━━ Listed records ━━
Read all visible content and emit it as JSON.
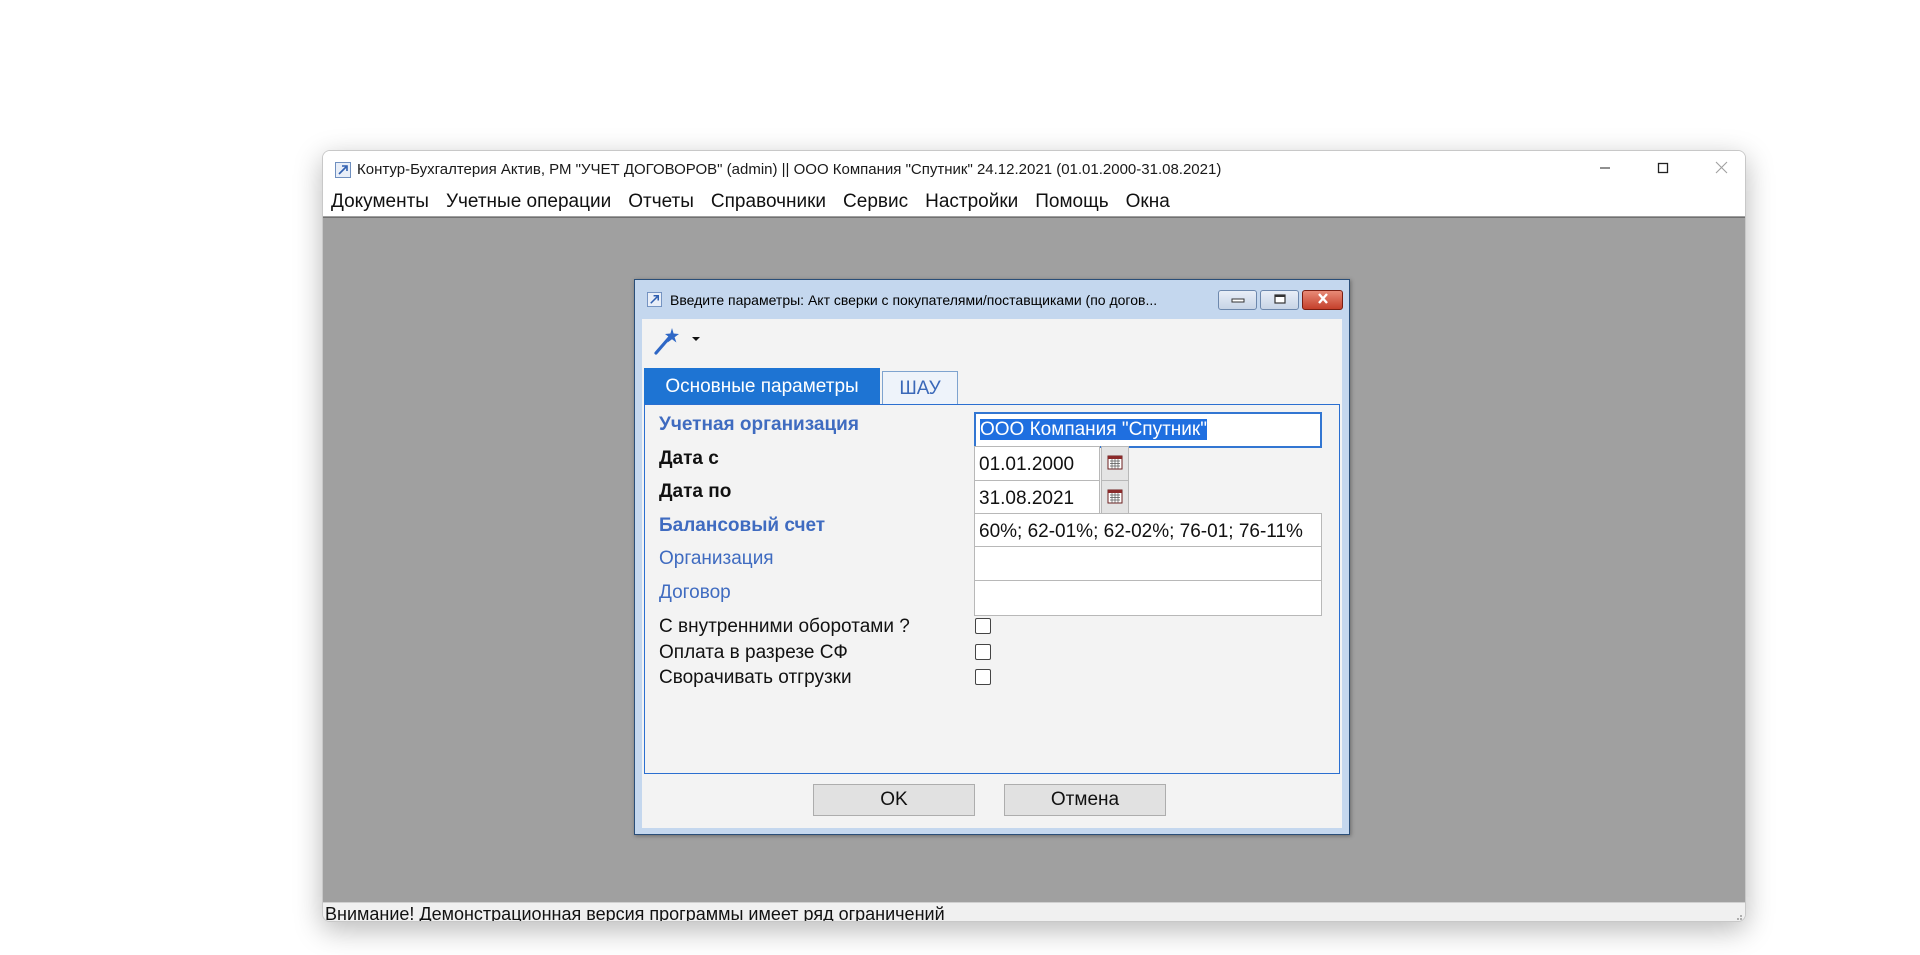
{
  "window": {
    "title": "Контур-Бухгалтерия Актив, РМ \"УЧЕТ ДОГОВОРОВ\" (admin) || ООО Компания \"Спутник\" 24.12.2021 (01.01.2000-31.08.2021)",
    "controls": {
      "minimize": "minimize-icon",
      "maximize": "maximize-icon",
      "close": "close-icon"
    }
  },
  "menu": {
    "items": [
      "Документы",
      "Учетные операции",
      "Отчеты",
      "Справочники",
      "Сервис",
      "Настройки",
      "Помощь",
      "Окна"
    ]
  },
  "statusbar": {
    "text": "Внимание! Демонстрационная версия программы имеет ряд ограничений"
  },
  "dialog": {
    "title": "Введите параметры: Акт сверки с покупателями/поставщиками (по догов...",
    "toolbar": {
      "wand_icon": "magic-wand-icon",
      "dropdown_icon": "chevron-down-icon"
    },
    "tabs": [
      {
        "label": "Основные параметры",
        "active": true
      },
      {
        "label": "ШАУ",
        "active": false
      }
    ],
    "fields": {
      "org": {
        "label": "Учетная организация",
        "value": "ООО Компания \"Спутник\""
      },
      "date_from": {
        "label": "Дата с",
        "value": "01.01.2000"
      },
      "date_to": {
        "label": "Дата по",
        "value": "31.08.2021"
      },
      "account": {
        "label": "Балансовый счет",
        "value": "60%; 62-01%; 62-02%; 76-01; 76-11%"
      },
      "organization": {
        "label": "Организация",
        "value": ""
      },
      "contract": {
        "label": "Договор",
        "value": ""
      }
    },
    "checkboxes": [
      {
        "label": "С внутренними оборотами ?",
        "checked": false
      },
      {
        "label": "Оплата в разрезе СФ",
        "checked": false
      },
      {
        "label": "Сворачивать отгрузки",
        "checked": false
      }
    ],
    "buttons": {
      "ok": "OK",
      "cancel": "Отмена"
    }
  },
  "colors": {
    "mdi_background": "#a0a0a0",
    "active_tab": "#1e74d3",
    "required_label": "#3f6bc0",
    "dialog_frame": "#c4d7ee"
  }
}
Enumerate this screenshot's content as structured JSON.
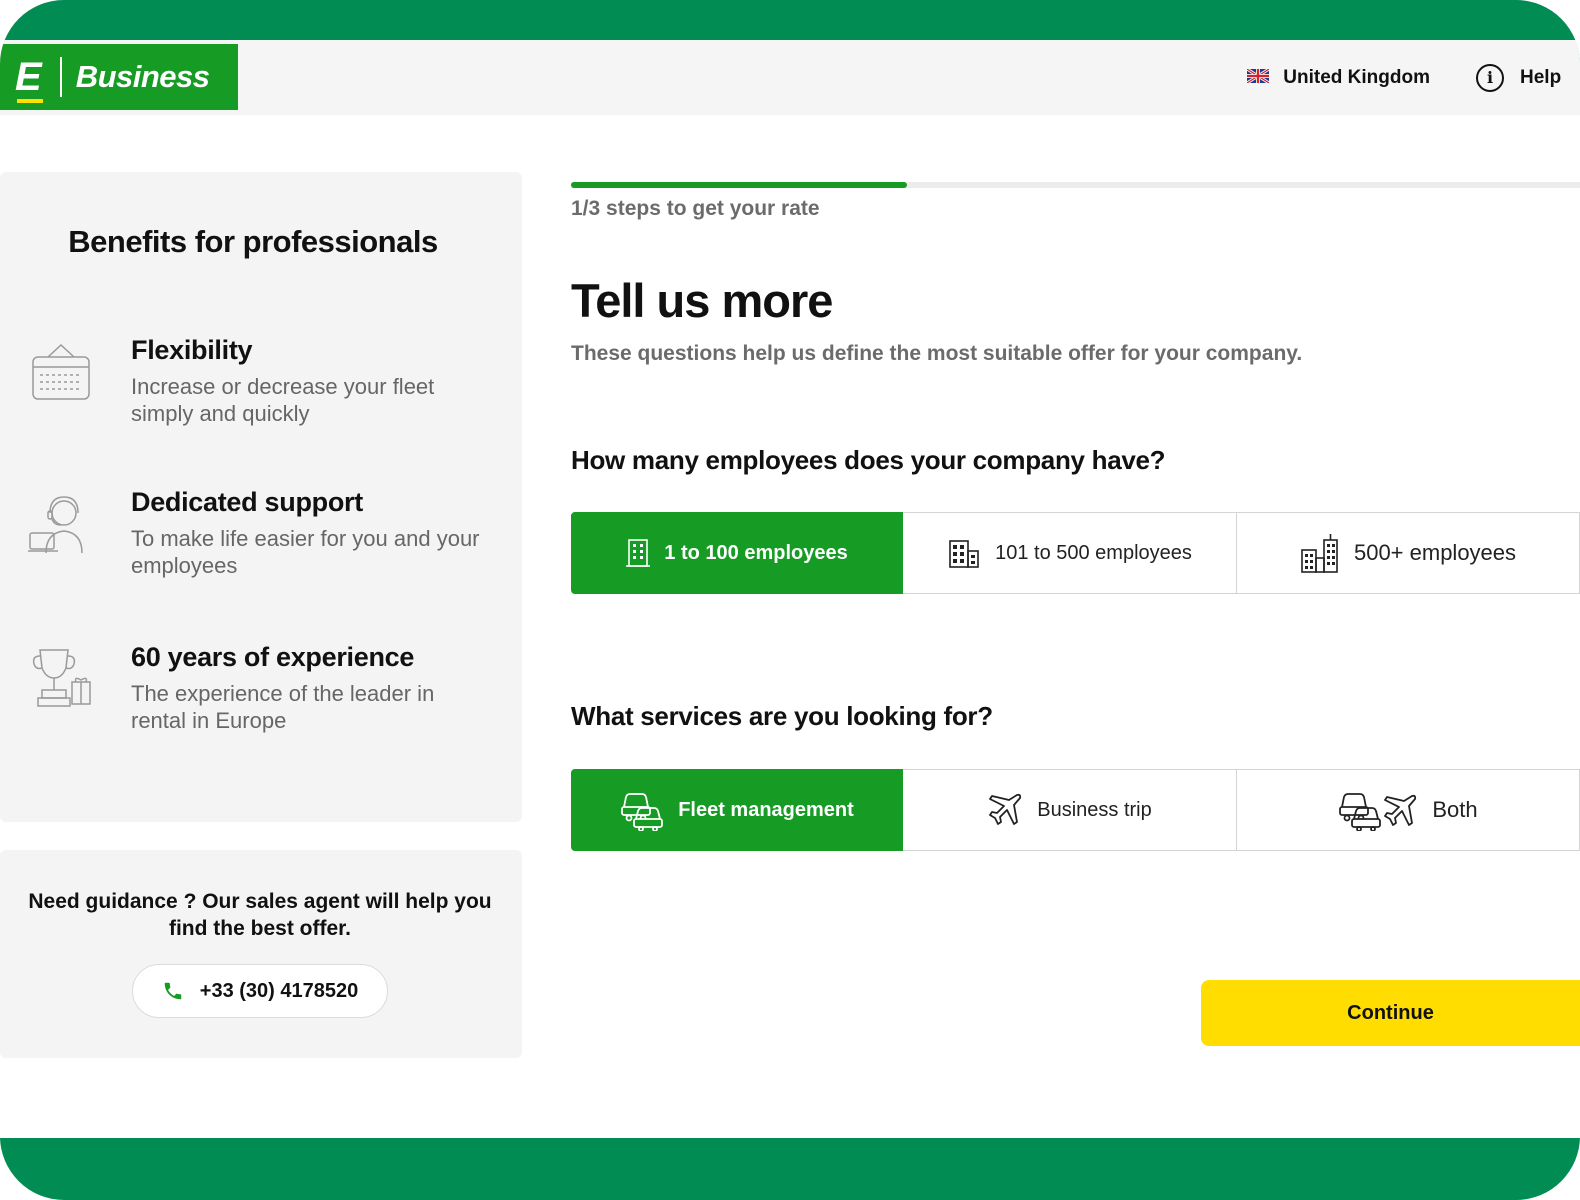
{
  "brand": {
    "logo_letter": "E",
    "logo_text": "Business",
    "green": "#169b24",
    "frame_green": "#008c52",
    "accent_yellow": "#ffdd00"
  },
  "header": {
    "country": "United Kingdom",
    "country_icon": "uk-flag-icon",
    "help": "Help",
    "help_icon": "info-icon"
  },
  "benefits": {
    "title": "Benefits for professionals",
    "items": [
      {
        "icon": "calendar-icon",
        "title": "Flexibility",
        "desc": "Increase or decrease your fleet simply and quickly"
      },
      {
        "icon": "support-agent-icon",
        "title": "Dedicated support",
        "desc": "To make life easier for you and your employees"
      },
      {
        "icon": "trophy-icon",
        "title": "60 years of experience",
        "desc": "The experience of the leader in rental in Europe"
      }
    ]
  },
  "guidance": {
    "text": "Need guidance ? Our sales agent will help you find the best offer.",
    "phone": "+33 (30) 4178520",
    "phone_icon": "phone-icon"
  },
  "form": {
    "progress": 0.333,
    "steps_label": "1/3 steps to get your rate",
    "title": "Tell us more",
    "subtitle": "These questions help us define the most suitable offer for your company.",
    "employees": {
      "question": "How many employees does your company have?",
      "options": [
        {
          "label": "1 to 100 employees",
          "icon": "small-building-icon",
          "selected": true
        },
        {
          "label": "101 to 500 employees",
          "icon": "medium-building-icon",
          "selected": false
        },
        {
          "label": "500+ employees",
          "icon": "large-buildings-icon",
          "selected": false
        }
      ]
    },
    "services": {
      "question": "What services are you looking for?",
      "options": [
        {
          "label": "Fleet management",
          "icon": "cars-icon",
          "selected": true
        },
        {
          "label": "Business trip",
          "icon": "plane-icon",
          "selected": false
        },
        {
          "label": "Both",
          "icon": "cars-plane-icon",
          "selected": false
        }
      ]
    },
    "continue_label": "Continue"
  }
}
━━━
Problem | Reply with nothing but a number: how many lines of the entries above contain the string "services"?

Result of the task | 2